--- 本文 ---

********************

第4回研究会 開催報告

目次

●キャリア支援者の「拠り所」、「実践」の輪をつなぐ学びの場
今回も全国各地で活躍中のキャリアコンサルタントが集いました!

2024年10月26日(土)、第4回「社会正義のキャリア支援研究会」を開催しました。今回も全国各地から多くの方々にご参加いただき、社会正義のキャリア支援に関する学びを深めました。
開催当日は、下村英雄先生(当研究会顧問)のご講義「第4回 社会正義のキャリア支援研究会 -世界につながる私たちの問題意識-」、横田泰枝さん(東京国際大学 日本語専任講師)による「外国人留学生のキャリア支援」に関する実践発表、グループディスカッションなどを行いました。

「多種多様な場で活動するキャリア支援者のお話を聞くことができ、大変勉強になりました」

【ご参加者から寄せられた感想等の一部です】

  • 参加者の方々の意識レベルが高いので、とても勉強になります
  • キャリアコンサルタントとして現場で活動される方、育成者の方等と出会うことが出来ました。
  • 今回初めて参加しました。下村先生の講義も初めてです。「社会への支援が必要」と考える方々、同じように悩み、社会への視点を大切にする方々と出会えて、ホッとしました
  • 毎回、違う領域のお話を聴くことができ、視野が広がっていく気持ちがしております。
  • 参加者の質が高く、満足しております。

********************

--- 提示資料 ---
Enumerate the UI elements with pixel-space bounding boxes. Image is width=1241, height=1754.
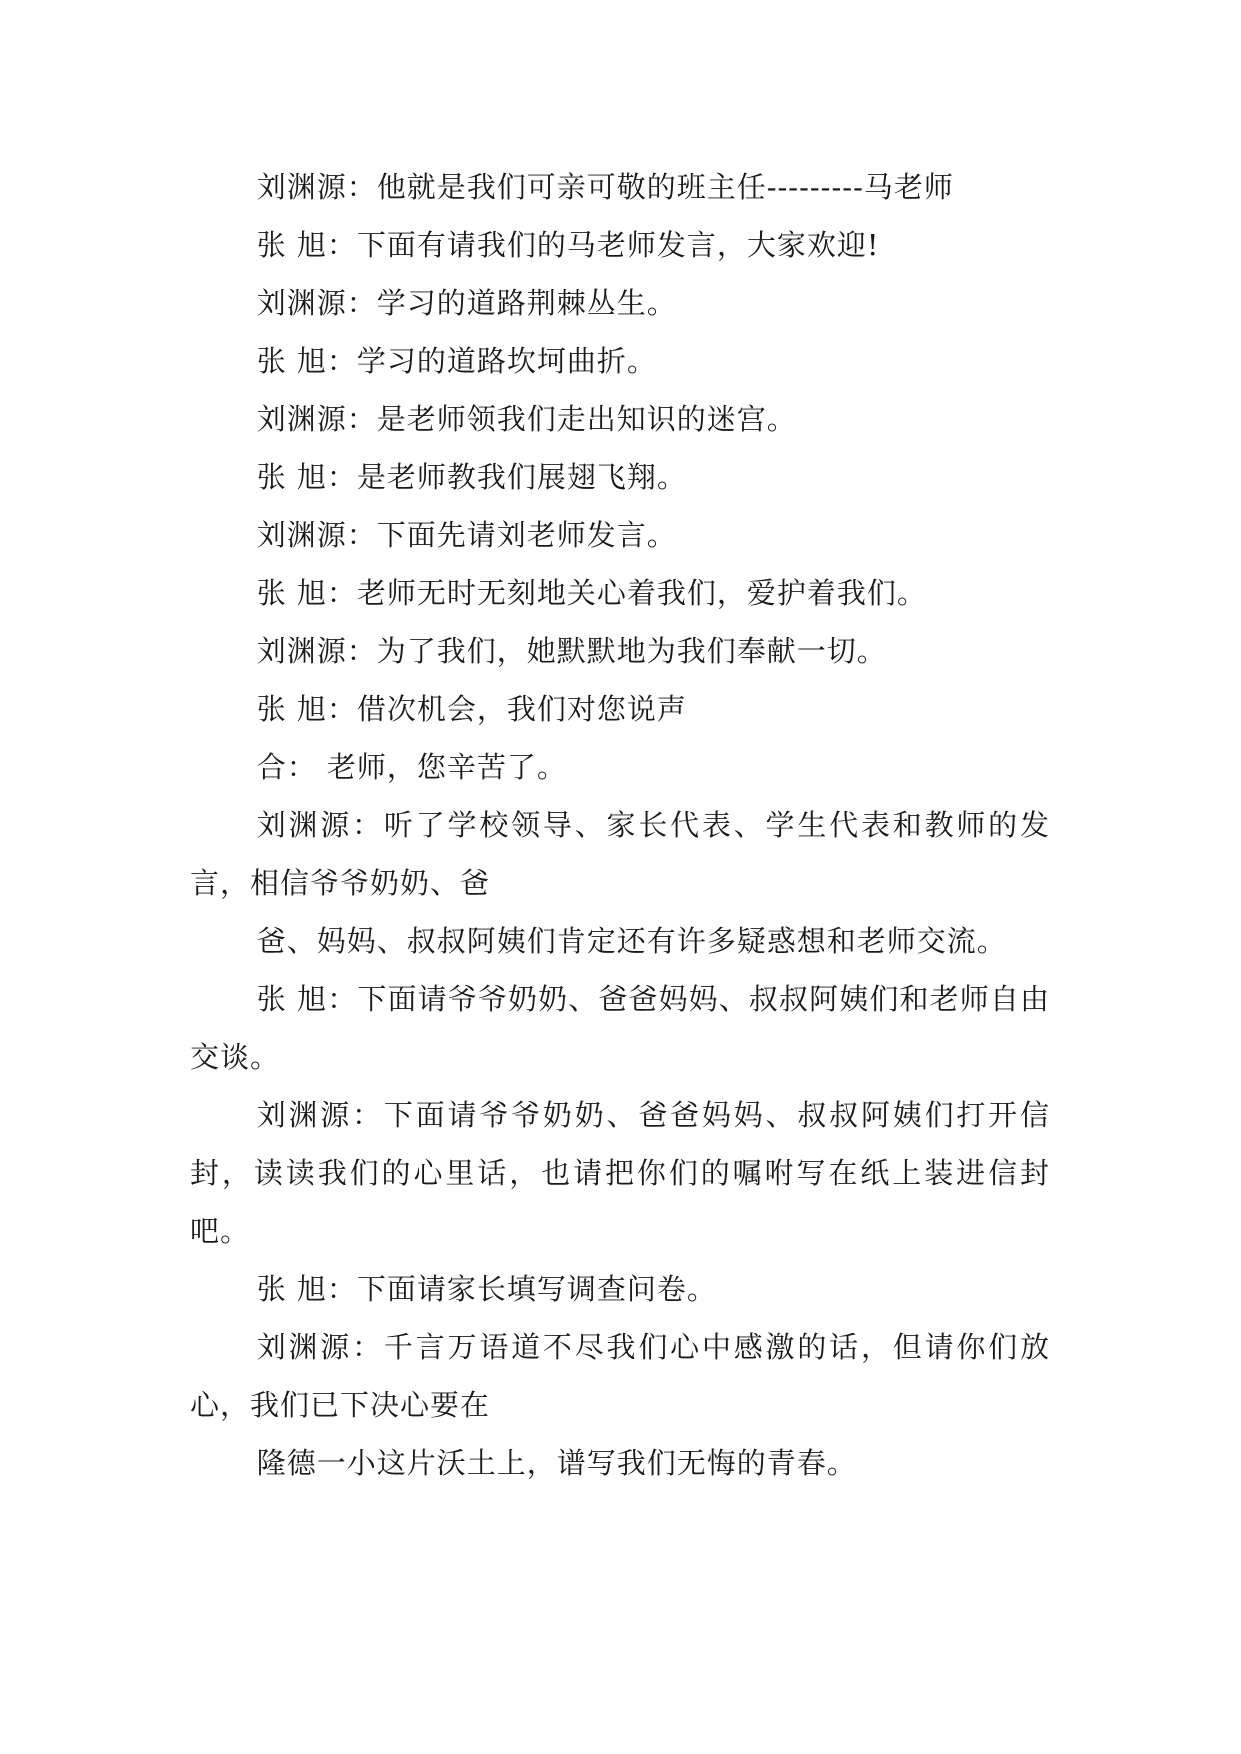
paragraph: 刘渊源：下面请爷爷奶奶、爸爸妈妈、叔叔阿姨们打开信封，读读我们的心里话，也请把你们的嘱咐写在纸上装进信封吧。 [190,1098,1050,1248]
paragraph: 张 旭：下面请爷爷奶奶、爸爸妈妈、叔叔阿姨们和老师自由交谈。 [190,982,1050,1074]
paragraph: 刘渊源：为了我们，她默默地为我们奉献一切。 [256,634,887,668]
paragraph: 刘渊源：听了学校领导、家长代表、学生代表和教师的发言，相信爷爷奶奶、爸 [190,808,1050,900]
paragraph: 合： 老师，您辛苦了。 [256,750,567,784]
paragraph: 张 旭：下面有请我们的马老师发言，大家欢迎! [256,228,880,262]
paragraph: 刘渊源：是老师领我们走出知识的迷宫。 [256,402,797,436]
paragraph: 张 旭：学习的道路坎坷曲折。 [256,344,657,378]
paragraph: 刘渊源：他就是我们可亲可敬的班主任---------马老师 [256,170,954,204]
paragraph: 张 旭：下面请家长填写调查问卷。 [256,1272,717,1306]
paragraph: 刘渊源：千言万语道不尽我们心中感激的话，但请你们放心，我们已下决心要在 [190,1330,1050,1422]
paragraph: 张 旭：借次机会，我们对您说声 [256,692,687,726]
paragraph: 张 旭：老师无时无刻地关心着我们，爱护着我们。 [256,576,927,610]
paragraph: 刘渊源：下面先请刘老师发言。 [256,518,677,552]
document-body [190,158,1050,1492]
paragraph: 刘渊源：学习的道路荆棘丛生。 [256,286,677,320]
paragraph: 隆德一小这片沃土上，谱写我们无悔的青春。 [256,1446,857,1480]
paragraph: 张 旭：是老师教我们展翅飞翔。 [256,460,687,494]
paragraph: 爸、妈妈、叔叔阿姨们肯定还有许多疑惑想和老师交流。 [256,924,1007,958]
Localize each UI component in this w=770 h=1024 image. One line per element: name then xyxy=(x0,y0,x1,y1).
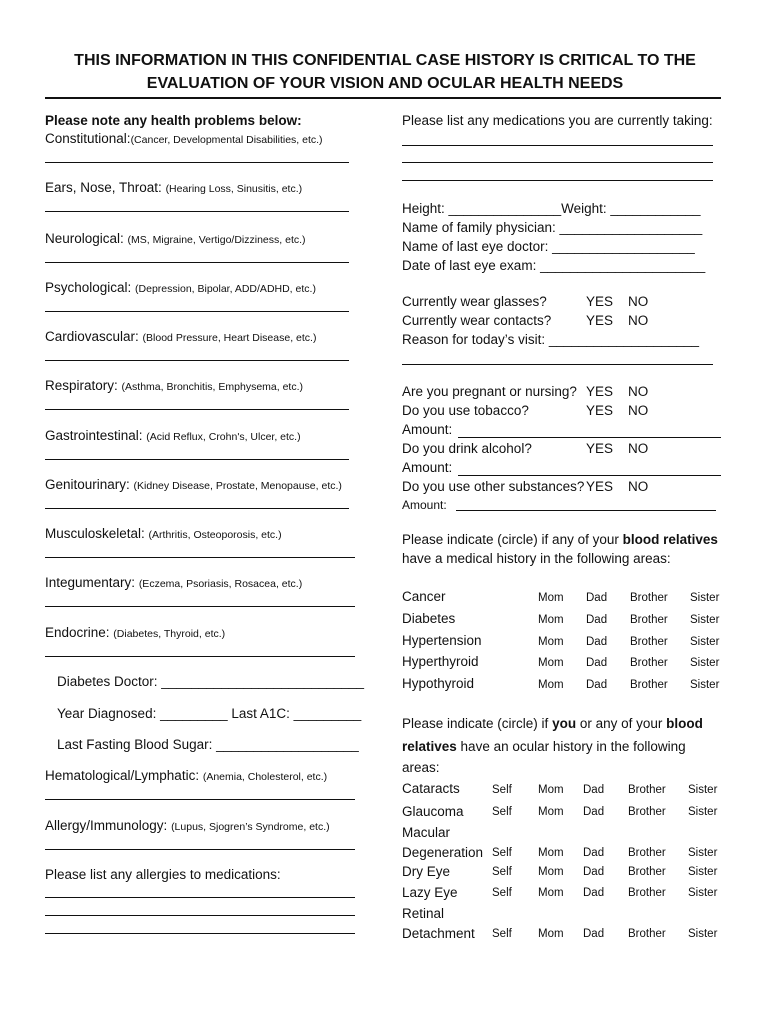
yes-option[interactable]: YES xyxy=(586,294,614,309)
blood-relatives-intro-2: have a medical history in the following areas: xyxy=(402,551,671,566)
blood-relatives-intro-1 xyxy=(402,532,718,548)
header-divider xyxy=(45,97,721,99)
system-label-3 xyxy=(45,280,316,297)
relative-option-mom[interactable]: Mom xyxy=(538,679,564,691)
ocular-option-dad[interactable]: Dad xyxy=(583,806,605,818)
form-title-line-2: EVALUATION OF YOUR VISION AND OCULAR HEALTH NEEDS xyxy=(146,75,624,92)
ocular-option-self[interactable]: Self xyxy=(492,784,512,796)
height-weight-field[interactable]: Height: _______________Weight: ____________ xyxy=(402,201,701,216)
ocular-intro-you: you xyxy=(552,716,577,731)
no-option[interactable]: NO xyxy=(628,479,649,494)
hematological-answer-line[interactable] xyxy=(45,799,355,800)
ocular-option-self[interactable]: Self xyxy=(492,847,512,859)
ocular-condition: Cataracts xyxy=(402,781,460,796)
relative-option-brother[interactable]: Brother xyxy=(630,657,668,669)
year-diagnosed-a1c-field[interactable]: Year Diagnosed: _________ Last A1C: _________ xyxy=(57,706,362,721)
diabetes-doctor-field[interactable]: Diabetes Doctor: ___________________________ xyxy=(57,674,365,689)
relative-option-brother[interactable]: Brother xyxy=(630,679,668,691)
ocular-option-self[interactable]: Self xyxy=(492,806,512,818)
system-hint: (Depression, Bipolar, ADD/ADHD, etc.) xyxy=(135,283,316,295)
system-answer-line[interactable] xyxy=(45,360,349,361)
last-eye-exam-field[interactable]: Date of last eye exam: ______________________ xyxy=(402,258,706,273)
system-answer-line[interactable] xyxy=(45,656,355,657)
system-label-7 xyxy=(45,477,342,494)
medications-line-1[interactable] xyxy=(402,145,713,146)
ocular-intro-1 xyxy=(402,716,703,732)
blood-intro-bold: blood relatives xyxy=(622,532,718,547)
system-label-1 xyxy=(45,180,302,197)
system-label-8 xyxy=(45,526,282,543)
ocular-option-brother[interactable]: Brother xyxy=(628,887,666,899)
relative-option-brother[interactable]: Brother xyxy=(630,592,668,604)
ocular-option-brother[interactable]: Brother xyxy=(628,866,666,878)
ocular-option-sister[interactable]: Sister xyxy=(688,806,718,818)
no-option[interactable]: NO xyxy=(628,294,649,309)
medical-condition: Hypothyroid xyxy=(402,676,475,691)
medical-condition: Cancer xyxy=(402,589,446,604)
ocular-condition: Dry Eye xyxy=(402,864,451,879)
allergy-label xyxy=(45,818,330,835)
ocular-option-brother[interactable]: Brother xyxy=(628,784,666,796)
relative-option-brother[interactable]: Brother xyxy=(630,636,668,648)
relative-option-sister[interactable]: Sister xyxy=(690,592,720,604)
system-hint: (Cancer, Developmental Disabilities, etc.) xyxy=(130,134,323,146)
relative-option-mom[interactable]: Mom xyxy=(538,614,564,626)
ocular-intro-2 xyxy=(402,739,686,755)
system-hint: (Blood Pressure, Heart Disease, etc.) xyxy=(142,332,317,344)
medical-condition: Diabetes xyxy=(402,611,456,626)
relative-option-dad[interactable]: Dad xyxy=(586,592,608,604)
ocular-option-mom[interactable]: Mom xyxy=(538,806,564,818)
system-answer-line[interactable] xyxy=(45,162,349,163)
medical-condition: Hypertension xyxy=(402,633,482,648)
family-physician-field[interactable]: Name of family physician: ___________________ xyxy=(402,220,703,235)
ocular-condition: Macular xyxy=(402,825,451,840)
system-label-6 xyxy=(45,428,301,445)
ocular-option-dad[interactable]: Dad xyxy=(583,847,605,859)
ocular-option-sister[interactable]: Sister xyxy=(688,928,718,940)
habit-question: Do you use tobacco? xyxy=(402,403,529,418)
allergy-answer-line[interactable] xyxy=(45,849,355,850)
medication-allergies-line-2[interactable] xyxy=(45,915,355,916)
system-answer-line[interactable] xyxy=(45,606,355,607)
relative-option-mom[interactable]: Mom xyxy=(538,636,564,648)
yes-option[interactable]: YES xyxy=(586,403,614,418)
relative-option-sister[interactable]: Sister xyxy=(690,679,720,691)
ocular-option-self[interactable]: Self xyxy=(492,928,512,940)
ocular-option-dad[interactable]: Dad xyxy=(583,784,605,796)
allergy-hint: (Lupus, Sjogren’s Syndrome, etc.) xyxy=(171,821,330,833)
reason-visit-line-2[interactable] xyxy=(402,364,713,365)
system-hint: (Kidney Disease, Prostate, Menopause, etc.) xyxy=(133,480,342,492)
system-name: Gastrointestinal: xyxy=(45,428,147,443)
ocular-intro-3: areas: xyxy=(402,760,440,775)
system-answer-line[interactable] xyxy=(45,311,349,312)
system-label-10 xyxy=(45,625,225,642)
yes-option[interactable]: YES xyxy=(586,441,614,456)
no-option[interactable]: NO xyxy=(628,441,649,456)
ocular-option-sister[interactable]: Sister xyxy=(688,847,718,859)
ocular-option-mom[interactable]: Mom xyxy=(538,928,564,940)
ocular-intro-relatives: relatives xyxy=(402,739,457,754)
medical-condition: Hyperthyroid xyxy=(402,654,479,669)
ocular-option-mom[interactable]: Mom xyxy=(538,784,564,796)
system-label-0 xyxy=(45,131,323,148)
system-label-4 xyxy=(45,329,316,346)
system-hint: (Asthma, Bronchitis, Emphysema, etc.) xyxy=(121,381,304,393)
relative-option-brother[interactable]: Brother xyxy=(630,614,668,626)
amount-label: Amount: xyxy=(402,422,453,437)
system-name: Musculoskeletal: xyxy=(45,526,149,541)
medication-allergies-line-3[interactable] xyxy=(45,933,355,934)
no-option[interactable]: NO xyxy=(628,384,649,399)
hematological-hint: (Anemia, Cholesterol, etc.) xyxy=(202,771,328,783)
ocular-option-brother[interactable]: Brother xyxy=(628,806,666,818)
system-label-2 xyxy=(45,231,306,248)
yes-option[interactable]: YES xyxy=(586,479,614,494)
ocular-option-sister[interactable]: Sister xyxy=(688,887,718,899)
hematological-name: Hematological/Lymphatic: xyxy=(45,768,203,783)
fasting-blood-sugar-field[interactable]: Last Fasting Blood Sugar: ___________________ xyxy=(57,737,359,752)
amount-label: Amount: xyxy=(402,460,453,475)
blood-intro-text: Please indicate (circle) if any of your xyxy=(402,532,623,547)
relative-option-mom[interactable]: Mom xyxy=(538,592,564,604)
system-hint: (Eczema, Psoriasis, Rosacea, etc.) xyxy=(138,578,303,590)
hematological-label xyxy=(45,768,327,785)
system-name: Cardiovascular: xyxy=(45,329,143,344)
ocular-condition-cont: Degeneration xyxy=(402,845,484,860)
medications-line-2[interactable] xyxy=(402,162,713,163)
system-name: Integumentary: xyxy=(45,575,139,590)
ocular-option-sister[interactable]: Sister xyxy=(688,866,718,878)
last-eye-doctor-field[interactable]: Name of last eye doctor: ___________________ xyxy=(402,239,695,254)
system-name: Endocrine: xyxy=(45,625,114,640)
system-label-5 xyxy=(45,378,303,395)
system-name: Respiratory: xyxy=(45,378,122,393)
ocular-intro-blood: blood xyxy=(666,716,703,731)
ocular-condition: Retinal xyxy=(402,906,445,921)
system-hint: (Diabetes, Thyroid, etc.) xyxy=(113,628,226,640)
system-name: Psychological: xyxy=(45,280,136,295)
ocular-option-dad[interactable]: Dad xyxy=(583,928,605,940)
ocular-intro-text-2b: have an ocular history in the following xyxy=(456,739,686,754)
amount-line[interactable] xyxy=(456,510,716,511)
ocular-option-dad[interactable]: Dad xyxy=(583,866,605,878)
no-option[interactable]: NO xyxy=(628,403,649,418)
medications-line-3[interactable] xyxy=(402,180,713,181)
relative-option-sister[interactable]: Sister xyxy=(690,614,720,626)
ocular-option-sister[interactable]: Sister xyxy=(688,784,718,796)
amount-label: Amount: xyxy=(402,498,447,512)
amount-line[interactable] xyxy=(458,437,721,438)
amount-line[interactable] xyxy=(458,475,721,476)
ocular-option-self[interactable]: Self xyxy=(492,866,512,878)
system-name: Ears, Nose, Throat: xyxy=(45,180,166,195)
system-name: Constitutional: xyxy=(45,131,131,146)
form-title-line-1: THIS INFORMATION IN THIS CONFIDENTIAL CASE HISTORY IS CRITICAL TO THE xyxy=(74,52,696,69)
relative-option-dad[interactable]: Dad xyxy=(586,614,608,626)
relative-option-sister[interactable]: Sister xyxy=(690,657,720,669)
medications-label: Please list any medications you are currently taking: xyxy=(402,113,713,128)
yn-question: Currently wear contacts? xyxy=(402,313,552,328)
system-answer-line[interactable] xyxy=(45,211,349,212)
relative-option-mom[interactable]: Mom xyxy=(538,657,564,669)
system-hint: (MS, Migraine, Vertigo/Dizziness, etc.) xyxy=(127,234,306,246)
allergy-name: Allergy/Immunology: xyxy=(45,818,172,833)
ocular-option-brother[interactable]: Brother xyxy=(628,847,666,859)
medication-allergies-label: Please list any allergies to medications: xyxy=(45,867,281,882)
system-hint: (Arthritis, Osteoporosis, etc.) xyxy=(148,529,282,541)
system-answer-line[interactable] xyxy=(45,409,349,410)
relative-option-dad[interactable]: Dad xyxy=(586,657,608,669)
ocular-option-self[interactable]: Self xyxy=(492,887,512,899)
no-option[interactable]: NO xyxy=(628,313,649,328)
ocular-condition: Glaucoma xyxy=(402,804,464,819)
system-name: Genitourinary: xyxy=(45,477,134,492)
ocular-option-mom[interactable]: Mom xyxy=(538,847,564,859)
reason-visit-field[interactable]: Reason for today’s visit: ____________________ xyxy=(402,332,699,347)
system-answer-line[interactable] xyxy=(45,508,349,509)
relative-option-dad[interactable]: Dad xyxy=(586,679,608,691)
ocular-option-mom[interactable]: Mom xyxy=(538,887,564,899)
relative-option-dad[interactable]: Dad xyxy=(586,636,608,648)
yn-question: Currently wear glasses? xyxy=(402,294,547,309)
system-answer-line[interactable] xyxy=(45,262,349,263)
system-name: Neurological: xyxy=(45,231,128,246)
ocular-option-brother[interactable]: Brother xyxy=(628,928,666,940)
ocular-option-dad[interactable]: Dad xyxy=(583,887,605,899)
system-hint: (Hearing Loss, Sinusitis, etc.) xyxy=(165,183,303,195)
system-answer-line[interactable] xyxy=(45,459,349,460)
habit-question: Are you pregnant or nursing? xyxy=(402,384,577,399)
relative-option-sister[interactable]: Sister xyxy=(690,636,720,648)
ocular-condition: Lazy Eye xyxy=(402,885,458,900)
system-answer-line[interactable] xyxy=(45,557,355,558)
yes-option[interactable]: YES xyxy=(586,384,614,399)
system-hint: (Acid Reflux, Crohn's, Ulcer, etc.) xyxy=(146,431,301,443)
ocular-condition-cont: Detachment xyxy=(402,926,475,941)
yes-option[interactable]: YES xyxy=(586,313,614,328)
habit-question: Do you use other substances? xyxy=(402,479,585,494)
health-problems-heading: Please note any health problems below: xyxy=(45,113,302,128)
ocular-intro-text-c: or any of your xyxy=(576,716,667,731)
system-label-9 xyxy=(45,575,302,592)
ocular-option-mom[interactable]: Mom xyxy=(538,866,564,878)
habit-question: Do you drink alcohol? xyxy=(402,441,532,456)
ocular-intro-text-a: Please indicate (circle) if xyxy=(402,716,553,731)
medication-allergies-line-1[interactable] xyxy=(45,897,355,898)
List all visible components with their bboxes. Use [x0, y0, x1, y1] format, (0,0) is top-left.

********************

--- 課題一覧 ---
**A.** 開催報告の参加者の感想で「とても勉強になります」と述べた人は、その理由を何だとしているか。1〜3文で説明してください。
**B.** 研究会の開催報告を、最後の感想の後から書き継ぐこと。
記録は開催報告の内容とは無関係である。

--- 演習の解答 ---
**A.** 参加者の方々の意識レベルが高いからだとしています。そのため、とても勉強になると述べています。

**B.**
  • 社会正義というキーワードで多様な場で活動するキャリア支援者の皆様にお会いでき、新人キャリアコンサルタントとして今後の道筋を学ばせていただきました
  • (キャリア支援職者ではありますが)キャリアコンサルタントの資格を持っていないため参加を躊躇しましたが、学びの多い時間でした。次回も参加したいと思います。
  • 下村先生の実践的研究と参加者への眼差しが、とても丁寧で優しいと思います。
  • 時間があっという間で、今回も学びにあふれた濃くて楽しい素晴らしい会でした。ありがとうございました!

開催当日の研究会の様子をお伝えします(開催内容、参加者の声など)

今回の研究会で行われた「講義」、「実践事例発表」、「ディスカッション、意見交換」について、当日の発表資料および参加者の皆様から寄せられた感想やコメントから、その一部をご紹介します。

INDEX
  1. 講義 
    「第4回 社会正義のキャリア支援研究会」
     ― 世界につながる私たちの問題意識 ―
    下村英雄先生(当研究会顧問、「社会正義のキャリア支援(図書文化社)」著者)
  2. 実践事例発表 
    「外国人留学生のキャリア支援」
    - 新たな一歩を応援する伴走者としての役割 ―
    横田泰枝さん(東京国際大学 日本語専任講師)
  3. ディスカッション(グループワーク、意見交換)
    参加者による講義・実践発表等に関する意見交換
  4. 次回の開催告知 
    2024年12月21日(土)10:00-12:30

    オンライン(Zoom)開催

1.講義

下村 英雄 先生(当研究会顧問、「社会正義のキャリア支援(図書文化社)」著者)

第4回 社会正義のキャリア支援研究会」
  - 世界につながる私たちの問題意識 -

当研究会顧問
下村 英雄 先生

参加者の学び、気づき、感想など(講義全体を通じて)

  • スタンスや価値観を問題にするのが社会正義のキャリア支援の特徴という、著書でお書きになられていたことへの補足としてお話されていた「支援は支援者の問題意識の範疇を超えないから」という言葉には改めて背筋が伸びる思いがしました。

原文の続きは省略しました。